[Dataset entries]
╔══

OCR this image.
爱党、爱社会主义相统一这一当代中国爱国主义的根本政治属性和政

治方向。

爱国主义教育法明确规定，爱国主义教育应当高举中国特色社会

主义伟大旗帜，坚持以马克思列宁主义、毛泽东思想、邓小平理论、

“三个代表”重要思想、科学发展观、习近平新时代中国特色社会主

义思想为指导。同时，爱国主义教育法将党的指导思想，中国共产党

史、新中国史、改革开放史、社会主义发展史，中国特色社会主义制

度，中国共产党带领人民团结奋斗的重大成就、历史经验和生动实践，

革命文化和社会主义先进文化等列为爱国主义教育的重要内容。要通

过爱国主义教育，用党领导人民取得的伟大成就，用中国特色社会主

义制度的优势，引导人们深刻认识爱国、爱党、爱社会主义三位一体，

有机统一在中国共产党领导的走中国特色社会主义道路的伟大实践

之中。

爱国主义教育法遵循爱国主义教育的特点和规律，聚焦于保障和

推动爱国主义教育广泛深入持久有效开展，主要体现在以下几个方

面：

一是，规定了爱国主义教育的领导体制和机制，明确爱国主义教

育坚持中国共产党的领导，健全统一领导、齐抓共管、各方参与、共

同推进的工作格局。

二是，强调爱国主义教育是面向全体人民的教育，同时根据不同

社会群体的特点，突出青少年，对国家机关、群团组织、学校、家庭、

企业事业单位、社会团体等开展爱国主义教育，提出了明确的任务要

╚══

▶ [The request]
Every line above should be printed again exactly as it stands.

▶ [Response for this exercise]
OCR this image.
爱党、爱社会主义相统一这一当代中国爱国主义的根本政治属性和政

治方向。

爱国主义教育法明确规定，爱国主义教育应当高举中国特色社会

主义伟大旗帜，坚持以马克思列宁主义、毛泽东思想、邓小平理论、

“三个代表”重要思想、科学发展观、习近平新时代中国特色社会主

义思想为指导。同时，爱国主义教育法将党的指导思想，中国共产党

史、新中国史、改革开放史、社会主义发展史，中国特色社会主义制

度，中国共产党带领人民团结奋斗的重大成就、历史经验和生动实践，

革命文化和社会主义先进文化等列为爱国主义教育的重要内容。要通

过爱国主义教育，用党领导人民取得的伟大成就，用中国特色社会主

义制度的优势，引导人们深刻认识爱国、爱党、爱社会主义三位一体，

有机统一在中国共产党领导的走中国特色社会主义道路的伟大实践

之中。

爱国主义教育法遵循爱国主义教育的特点和规律，聚焦于保障和

推动爱国主义教育广泛深入持久有效开展，主要体现在以下几个方

面：

一是，规定了爱国主义教育的领导体制和机制，明确爱国主义教

育坚持中国共产党的领导，健全统一领导、齐抓共管、各方参与、共

同推进的工作格局。

二是，强调爱国主义教育是面向全体人民的教育，同时根据不同

社会群体的特点，突出青少年，对国家机关、群团组织、学校、家庭、

企业事业单位、社会团体等开展爱国主义教育，提出了明确的任务要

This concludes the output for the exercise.